Required task: Repeat each record below exactly, dropping the pictures.

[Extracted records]

## START

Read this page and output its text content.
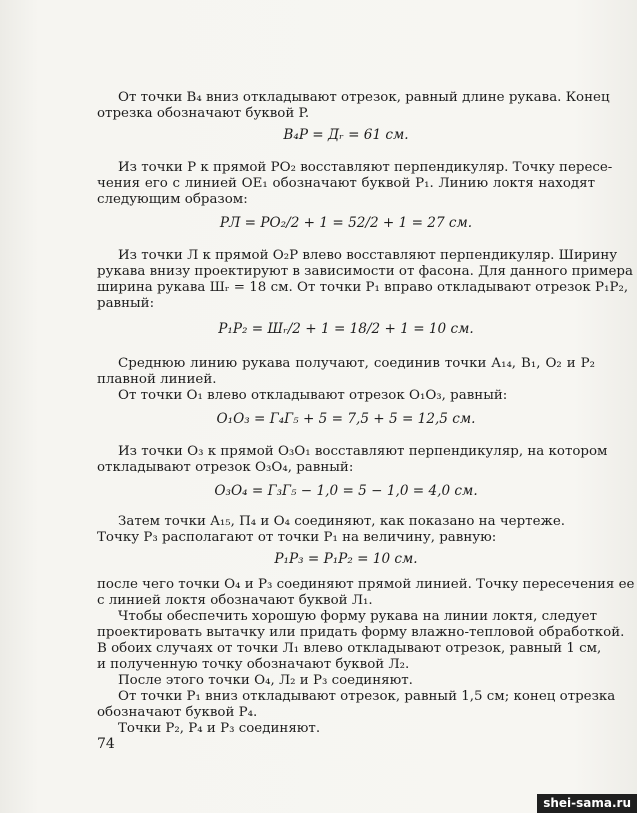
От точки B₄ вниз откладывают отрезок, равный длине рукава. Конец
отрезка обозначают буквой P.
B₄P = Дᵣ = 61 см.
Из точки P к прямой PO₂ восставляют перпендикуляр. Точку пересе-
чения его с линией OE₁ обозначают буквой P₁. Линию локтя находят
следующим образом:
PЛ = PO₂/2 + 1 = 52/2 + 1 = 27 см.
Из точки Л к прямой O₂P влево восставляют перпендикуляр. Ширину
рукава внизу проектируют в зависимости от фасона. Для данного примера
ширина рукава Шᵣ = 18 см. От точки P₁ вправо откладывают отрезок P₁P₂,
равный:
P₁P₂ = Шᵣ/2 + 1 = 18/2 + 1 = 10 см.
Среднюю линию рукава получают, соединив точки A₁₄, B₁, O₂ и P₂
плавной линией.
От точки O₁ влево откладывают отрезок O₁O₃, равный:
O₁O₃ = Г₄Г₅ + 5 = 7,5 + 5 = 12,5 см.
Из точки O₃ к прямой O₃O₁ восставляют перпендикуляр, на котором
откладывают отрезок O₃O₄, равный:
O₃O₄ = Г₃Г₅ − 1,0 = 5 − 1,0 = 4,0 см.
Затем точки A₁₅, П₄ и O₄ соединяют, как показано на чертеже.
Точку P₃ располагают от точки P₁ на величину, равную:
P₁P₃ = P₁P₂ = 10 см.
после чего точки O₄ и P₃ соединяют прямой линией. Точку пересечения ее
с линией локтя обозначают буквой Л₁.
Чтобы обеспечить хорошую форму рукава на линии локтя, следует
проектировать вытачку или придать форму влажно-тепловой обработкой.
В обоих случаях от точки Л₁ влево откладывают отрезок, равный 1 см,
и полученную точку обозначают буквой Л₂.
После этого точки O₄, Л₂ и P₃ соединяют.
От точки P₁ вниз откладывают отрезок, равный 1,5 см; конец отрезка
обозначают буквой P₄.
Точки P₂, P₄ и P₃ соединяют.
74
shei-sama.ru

## END

Finished task:
Read this page and output its text content.
От точки B₄ вниз откладывают отрезок, равный длине рукава. Конец
отрезка обозначают буквой P.
B₄P = Дᵣ = 61 см.
Из точки P к прямой PO₂ восставляют перпендикуляр. Точку пересе-
чения его с линией OE₁ обозначают буквой P₁. Линию локтя находят
следующим образом:
PЛ = PO₂/2 + 1 = 52/2 + 1 = 27 см.
Из точки Л к прямой O₂P влево восставляют перпендикуляр. Ширину
рукава внизу проектируют в зависимости от фасона. Для данного примера
ширина рукава Шᵣ = 18 см. От точки P₁ вправо откладывают отрезок P₁P₂,
равный:
P₁P₂ = Шᵣ/2 + 1 = 18/2 + 1 = 10 см.
Среднюю линию рукава получают, соединив точки A₁₄, B₁, O₂ и P₂
плавной линией.
От точки O₁ влево откладывают отрезок O₁O₃, равный:
O₁O₃ = Г₄Г₅ + 5 = 7,5 + 5 = 12,5 см.
Из точки O₃ к прямой O₃O₁ восставляют перпендикуляр, на котором
откладывают отрезок O₃O₄, равный:
O₃O₄ = Г₃Г₅ − 1,0 = 5 − 1,0 = 4,0 см.
Затем точки A₁₅, П₄ и O₄ соединяют, как показано на чертеже.
Точку P₃ располагают от точки P₁ на величину, равную:
P₁P₃ = P₁P₂ = 10 см.
после чего точки O₄ и P₃ соединяют прямой линией. Точку пересечения ее
с линией локтя обозначают буквой Л₁.
Чтобы обеспечить хорошую форму рукава на линии локтя, следует
проектировать вытачку или придать форму влажно-тепловой обработкой.
В обоих случаях от точки Л₁ влево откладывают отрезок, равный 1 см,
и полученную точку обозначают буквой Л₂.
После этого точки O₄, Л₂ и P₃ соединяют.
От точки P₁ вниз откладывают отрезок, равный 1,5 см; конец отрезка
обозначают буквой P₄.
Точки P₂, P₄ и P₃ соединяют.
74
shei-sama.ru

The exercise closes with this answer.